Request:
The records are to be restated in their entirety, word for word.

Stored data:
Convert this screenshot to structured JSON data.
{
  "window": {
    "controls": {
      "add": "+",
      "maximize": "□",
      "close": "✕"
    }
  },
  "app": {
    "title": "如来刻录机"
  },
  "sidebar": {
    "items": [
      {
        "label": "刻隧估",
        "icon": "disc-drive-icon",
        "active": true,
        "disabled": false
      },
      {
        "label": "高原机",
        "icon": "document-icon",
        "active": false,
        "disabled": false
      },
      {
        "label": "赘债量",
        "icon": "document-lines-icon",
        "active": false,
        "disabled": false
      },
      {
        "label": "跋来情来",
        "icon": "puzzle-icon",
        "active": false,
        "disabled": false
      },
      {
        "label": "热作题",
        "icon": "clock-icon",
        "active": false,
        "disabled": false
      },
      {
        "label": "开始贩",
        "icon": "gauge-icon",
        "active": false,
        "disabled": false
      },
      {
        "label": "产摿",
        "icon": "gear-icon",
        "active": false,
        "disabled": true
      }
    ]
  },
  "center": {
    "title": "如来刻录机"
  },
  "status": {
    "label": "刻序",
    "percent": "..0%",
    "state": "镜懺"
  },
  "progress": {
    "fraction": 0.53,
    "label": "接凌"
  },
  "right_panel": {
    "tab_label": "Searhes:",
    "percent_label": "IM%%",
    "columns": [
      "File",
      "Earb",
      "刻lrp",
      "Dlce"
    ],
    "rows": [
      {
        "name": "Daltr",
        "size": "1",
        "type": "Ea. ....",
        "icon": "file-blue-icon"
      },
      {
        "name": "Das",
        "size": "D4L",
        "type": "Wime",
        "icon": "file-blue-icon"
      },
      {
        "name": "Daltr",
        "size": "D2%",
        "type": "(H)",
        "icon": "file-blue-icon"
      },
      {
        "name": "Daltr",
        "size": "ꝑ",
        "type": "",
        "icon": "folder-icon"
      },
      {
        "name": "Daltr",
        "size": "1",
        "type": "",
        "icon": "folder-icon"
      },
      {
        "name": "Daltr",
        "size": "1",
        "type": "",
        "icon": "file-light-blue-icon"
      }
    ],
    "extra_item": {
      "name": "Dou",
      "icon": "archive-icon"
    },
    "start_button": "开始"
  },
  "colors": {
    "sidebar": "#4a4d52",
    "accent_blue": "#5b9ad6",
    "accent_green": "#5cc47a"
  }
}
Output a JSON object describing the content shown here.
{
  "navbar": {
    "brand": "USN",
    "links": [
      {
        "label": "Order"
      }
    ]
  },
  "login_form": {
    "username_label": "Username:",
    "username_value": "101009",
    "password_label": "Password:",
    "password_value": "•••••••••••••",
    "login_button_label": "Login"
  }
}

Full output:
Convert this screenshot to structured JSON data.
{
  "window": {
    "controls": {
      "add": "+",
      "maximize": "□",
      "close": "✕"
    }
  },
  "app": {
    "title": "如来刻录机"
  },
  "sidebar": {
    "items": [
      {
        "label": "刻隧估",
        "icon": "disc-drive-icon",
        "active": true,
        "disabled": false
      },
      {
        "label": "高原机",
        "icon": "document-icon",
        "active": false,
        "disabled": false
      },
      {
        "label": "赘债量",
        "icon": "document-lines-icon",
        "active": false,
        "disabled": false
      },
      {
        "label": "跋来情来",
        "icon": "puzzle-icon",
        "active": false,
        "disabled": false
      },
      {
        "label": "热作题",
        "icon": "clock-icon",
        "active": false,
        "disabled": false
      },
      {
        "label": "开始贩",
        "icon": "gauge-icon",
        "active": false,
        "disabled": false
      },
      {
        "label": "产摿",
        "icon": "gear-icon",
        "active": false,
        "disabled": true
      }
    ]
  },
  "center": {
    "title": "如来刻录机"
  },
  "status": {
    "label": "刻序",
    "percent": "..0%",
    "state": "镜懺"
  },
  "progress": {
    "fraction": 0.53,
    "label": "接凌"
  },
  "right_panel": {
    "tab_label": "Searhes:",
    "percent_label": "IM%%",
    "columns": [
      "File",
      "Earb",
      "刻lrp",
      "Dlce"
    ],
    "rows": [
      {
        "name": "Daltr",
        "size": "1",
        "type": "Ea. ....",
        "icon": "file-blue-icon"
      },
      {
        "name": "Das",
        "size": "D4L",
        "type": "Wime",
        "icon": "file-blue-icon"
      },
      {
        "name": "Daltr",
        "size": "D2%",
        "type": "(H)",
        "icon": "file-blue-icon"
      },
      {
        "name": "Daltr",
        "size": "ꝑ",
        "type": "",
        "icon": "folder-icon"
      },
      {
        "name": "Daltr",
        "size": "1",
        "type": "",
        "icon": "folder-icon"
      },
      {
        "name": "Daltr",
        "size": "1",
        "type": "",
        "icon": "file-light-blue-icon"
      }
    ],
    "extra_item": {
      "name": "Dou",
      "icon": "archive-icon"
    },
    "start_button": "开始"
  },
  "colors": {
    "sidebar": "#4a4d52",
    "accent_blue": "#5b9ad6",
    "accent_green": "#5cc47a"
  }
}
Output a JSON object describing the content shown here.
{
  "navbar": {
    "brand": "USN",
    "links": [
      {
        "label": "Order"
      }
    ]
  },
  "login_form": {
    "username_label": "Username:",
    "username_value": "101009",
    "password_label": "Password:",
    "password_value": "•••••••••••••",
    "login_button_label": "Login"
  }
}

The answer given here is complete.